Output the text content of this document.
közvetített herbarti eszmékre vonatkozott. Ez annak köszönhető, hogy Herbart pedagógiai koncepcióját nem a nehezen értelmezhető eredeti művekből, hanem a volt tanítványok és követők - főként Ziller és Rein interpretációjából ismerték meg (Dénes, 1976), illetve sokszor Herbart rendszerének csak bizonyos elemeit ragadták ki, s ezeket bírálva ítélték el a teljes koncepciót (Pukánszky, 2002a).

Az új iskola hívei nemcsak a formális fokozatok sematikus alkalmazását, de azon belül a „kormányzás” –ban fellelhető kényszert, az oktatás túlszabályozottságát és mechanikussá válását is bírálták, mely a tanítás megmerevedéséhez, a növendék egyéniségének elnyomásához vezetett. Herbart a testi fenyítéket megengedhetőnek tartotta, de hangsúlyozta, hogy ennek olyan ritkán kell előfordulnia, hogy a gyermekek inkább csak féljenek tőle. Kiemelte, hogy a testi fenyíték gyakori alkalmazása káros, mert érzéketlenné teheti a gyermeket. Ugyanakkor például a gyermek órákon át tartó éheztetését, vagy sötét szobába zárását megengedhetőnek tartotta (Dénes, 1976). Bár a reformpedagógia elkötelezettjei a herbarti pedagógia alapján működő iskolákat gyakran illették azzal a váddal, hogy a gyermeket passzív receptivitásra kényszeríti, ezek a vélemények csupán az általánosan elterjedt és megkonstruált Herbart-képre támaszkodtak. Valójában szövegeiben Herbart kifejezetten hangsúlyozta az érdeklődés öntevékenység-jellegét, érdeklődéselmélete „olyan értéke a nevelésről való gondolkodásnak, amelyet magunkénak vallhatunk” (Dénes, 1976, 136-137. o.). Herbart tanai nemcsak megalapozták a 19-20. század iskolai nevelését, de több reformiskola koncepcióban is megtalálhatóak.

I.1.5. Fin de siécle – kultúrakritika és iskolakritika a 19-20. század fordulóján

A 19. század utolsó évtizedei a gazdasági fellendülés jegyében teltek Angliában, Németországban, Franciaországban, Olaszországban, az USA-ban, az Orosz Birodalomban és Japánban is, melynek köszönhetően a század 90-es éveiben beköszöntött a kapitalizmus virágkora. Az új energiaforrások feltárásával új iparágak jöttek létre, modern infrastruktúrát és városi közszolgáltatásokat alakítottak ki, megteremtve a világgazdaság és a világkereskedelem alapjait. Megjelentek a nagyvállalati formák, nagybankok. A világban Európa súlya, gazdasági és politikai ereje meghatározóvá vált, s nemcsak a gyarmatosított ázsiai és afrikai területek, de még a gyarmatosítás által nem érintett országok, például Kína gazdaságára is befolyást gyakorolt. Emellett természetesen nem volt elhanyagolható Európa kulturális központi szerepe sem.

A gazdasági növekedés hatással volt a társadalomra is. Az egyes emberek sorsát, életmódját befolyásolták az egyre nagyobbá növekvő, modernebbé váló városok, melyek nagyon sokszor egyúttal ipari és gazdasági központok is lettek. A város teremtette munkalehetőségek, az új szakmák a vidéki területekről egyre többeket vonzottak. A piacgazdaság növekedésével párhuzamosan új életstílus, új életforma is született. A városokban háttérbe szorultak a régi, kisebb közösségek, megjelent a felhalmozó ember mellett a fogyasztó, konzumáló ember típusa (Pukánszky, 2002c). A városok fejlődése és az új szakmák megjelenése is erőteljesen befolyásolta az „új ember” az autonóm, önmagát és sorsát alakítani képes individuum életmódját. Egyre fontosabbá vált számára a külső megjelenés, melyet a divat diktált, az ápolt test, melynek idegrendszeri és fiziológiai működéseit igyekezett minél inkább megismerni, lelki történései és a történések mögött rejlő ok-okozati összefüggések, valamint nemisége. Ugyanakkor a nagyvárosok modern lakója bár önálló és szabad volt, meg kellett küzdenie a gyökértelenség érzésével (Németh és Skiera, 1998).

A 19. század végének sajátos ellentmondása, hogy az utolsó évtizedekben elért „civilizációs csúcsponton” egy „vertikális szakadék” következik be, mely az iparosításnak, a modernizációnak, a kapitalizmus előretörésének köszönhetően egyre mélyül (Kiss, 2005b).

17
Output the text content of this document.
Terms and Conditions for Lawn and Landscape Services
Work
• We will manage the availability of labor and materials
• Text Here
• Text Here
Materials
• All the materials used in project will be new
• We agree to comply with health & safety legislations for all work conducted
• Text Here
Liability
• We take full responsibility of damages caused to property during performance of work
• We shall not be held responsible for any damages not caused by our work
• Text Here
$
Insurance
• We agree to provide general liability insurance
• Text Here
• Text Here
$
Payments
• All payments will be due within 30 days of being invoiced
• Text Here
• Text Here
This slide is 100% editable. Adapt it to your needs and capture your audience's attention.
==============================
Exercise requirements: Using the entries above, find all lines with "agree". Copy them.

Complete output:
• We agree to comply with health & safety legislations for all work conducted
• We agree to provide general liability insurance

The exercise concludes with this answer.